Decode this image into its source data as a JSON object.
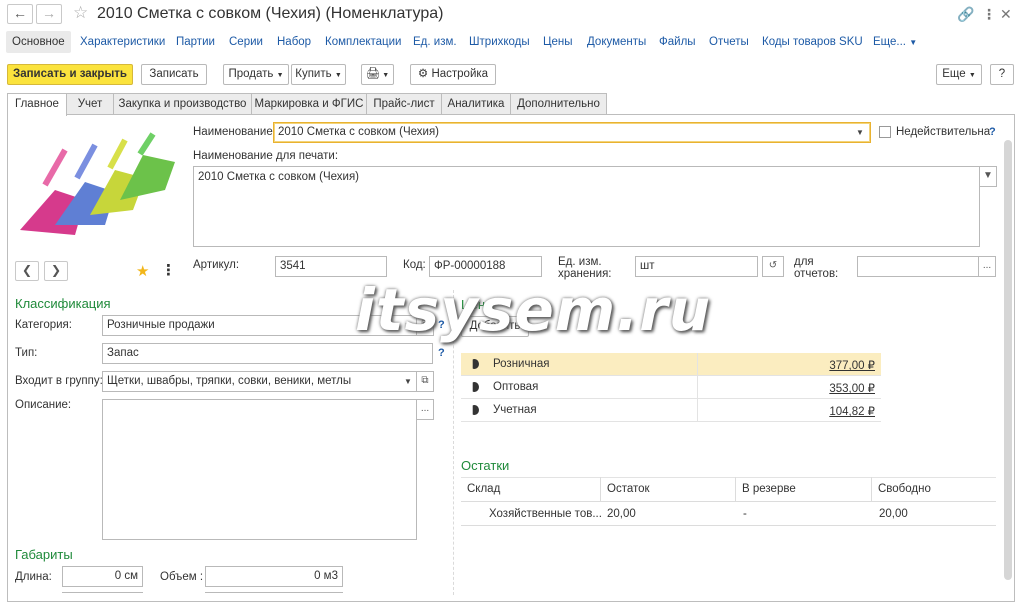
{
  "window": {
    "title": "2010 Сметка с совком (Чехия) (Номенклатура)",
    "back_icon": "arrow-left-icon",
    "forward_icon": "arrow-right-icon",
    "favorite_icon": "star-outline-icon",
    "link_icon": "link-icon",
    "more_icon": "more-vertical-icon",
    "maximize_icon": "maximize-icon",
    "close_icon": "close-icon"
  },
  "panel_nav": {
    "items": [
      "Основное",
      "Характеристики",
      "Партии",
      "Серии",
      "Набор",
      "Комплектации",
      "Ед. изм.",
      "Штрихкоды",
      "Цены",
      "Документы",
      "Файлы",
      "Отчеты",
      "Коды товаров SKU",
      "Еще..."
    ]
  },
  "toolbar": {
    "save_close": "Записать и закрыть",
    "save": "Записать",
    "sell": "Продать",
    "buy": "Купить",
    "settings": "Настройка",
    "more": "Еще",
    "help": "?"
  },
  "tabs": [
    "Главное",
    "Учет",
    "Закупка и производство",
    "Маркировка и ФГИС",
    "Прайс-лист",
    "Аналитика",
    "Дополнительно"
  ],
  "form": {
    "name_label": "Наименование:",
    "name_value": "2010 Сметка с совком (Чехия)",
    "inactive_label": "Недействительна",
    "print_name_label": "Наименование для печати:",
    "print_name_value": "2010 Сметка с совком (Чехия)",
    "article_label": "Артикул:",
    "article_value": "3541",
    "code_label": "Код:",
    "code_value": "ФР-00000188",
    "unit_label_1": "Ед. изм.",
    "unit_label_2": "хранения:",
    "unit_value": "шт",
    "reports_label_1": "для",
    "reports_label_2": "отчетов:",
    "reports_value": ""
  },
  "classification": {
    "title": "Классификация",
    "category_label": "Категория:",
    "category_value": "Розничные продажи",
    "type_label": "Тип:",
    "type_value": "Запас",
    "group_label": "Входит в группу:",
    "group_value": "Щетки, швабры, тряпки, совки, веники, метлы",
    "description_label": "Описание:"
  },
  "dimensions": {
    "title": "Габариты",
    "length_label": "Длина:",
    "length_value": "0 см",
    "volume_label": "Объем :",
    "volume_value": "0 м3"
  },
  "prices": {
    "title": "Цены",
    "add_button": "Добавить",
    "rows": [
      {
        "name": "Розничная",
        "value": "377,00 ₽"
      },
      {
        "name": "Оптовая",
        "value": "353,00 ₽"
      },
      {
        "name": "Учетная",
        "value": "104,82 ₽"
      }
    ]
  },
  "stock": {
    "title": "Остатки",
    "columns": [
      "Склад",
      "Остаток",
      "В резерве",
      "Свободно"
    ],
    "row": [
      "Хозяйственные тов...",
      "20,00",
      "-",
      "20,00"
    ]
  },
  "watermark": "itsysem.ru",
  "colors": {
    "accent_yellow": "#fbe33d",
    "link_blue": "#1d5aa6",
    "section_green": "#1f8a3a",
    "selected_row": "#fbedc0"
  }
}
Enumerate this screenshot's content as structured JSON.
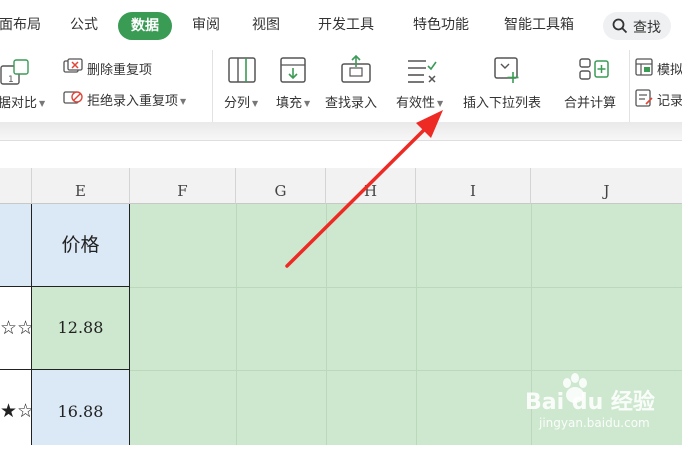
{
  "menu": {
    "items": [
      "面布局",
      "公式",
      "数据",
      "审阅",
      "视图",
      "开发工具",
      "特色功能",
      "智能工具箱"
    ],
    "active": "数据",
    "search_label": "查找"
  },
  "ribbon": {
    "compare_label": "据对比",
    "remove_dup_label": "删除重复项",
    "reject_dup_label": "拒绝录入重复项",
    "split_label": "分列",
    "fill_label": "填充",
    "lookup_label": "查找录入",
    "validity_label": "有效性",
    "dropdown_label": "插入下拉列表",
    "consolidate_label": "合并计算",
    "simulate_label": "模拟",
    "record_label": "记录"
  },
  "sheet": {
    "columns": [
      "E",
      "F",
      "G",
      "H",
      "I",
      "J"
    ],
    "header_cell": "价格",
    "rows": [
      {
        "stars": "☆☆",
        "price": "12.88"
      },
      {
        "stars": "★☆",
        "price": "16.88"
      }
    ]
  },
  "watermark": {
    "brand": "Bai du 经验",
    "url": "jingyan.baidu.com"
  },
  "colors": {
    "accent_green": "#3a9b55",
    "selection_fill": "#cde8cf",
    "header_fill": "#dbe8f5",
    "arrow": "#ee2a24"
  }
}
────────────────
**EXERCISE PROMPT**
Quote only the lines that start at the line holding "Enumerate this screenshot's" and end at the last line of the entries, including both of those lines, and omit every picture.

**EXERCISE RESPONSE**
Enumerate this screenshot's content as structured JSON.
{
  "menu": {
    "items": [
      "面布局",
      "公式",
      "数据",
      "审阅",
      "视图",
      "开发工具",
      "特色功能",
      "智能工具箱"
    ],
    "active": "数据",
    "search_label": "查找"
  },
  "ribbon": {
    "compare_label": "据对比",
    "remove_dup_label": "删除重复项",
    "reject_dup_label": "拒绝录入重复项",
    "split_label": "分列",
    "fill_label": "填充",
    "lookup_label": "查找录入",
    "validity_label": "有效性",
    "dropdown_label": "插入下拉列表",
    "consolidate_label": "合并计算",
    "simulate_label": "模拟",
    "record_label": "记录"
  },
  "sheet": {
    "columns": [
      "E",
      "F",
      "G",
      "H",
      "I",
      "J"
    ],
    "header_cell": "价格",
    "rows": [
      {
        "stars": "☆☆",
        "price": "12.88"
      },
      {
        "stars": "★☆",
        "price": "16.88"
      }
    ]
  },
  "watermark": {
    "brand": "Bai du 经验",
    "url": "jingyan.baidu.com"
  },
  "colors": {
    "accent_green": "#3a9b55",
    "selection_fill": "#cde8cf",
    "header_fill": "#dbe8f5",
    "arrow": "#ee2a24"
  }
}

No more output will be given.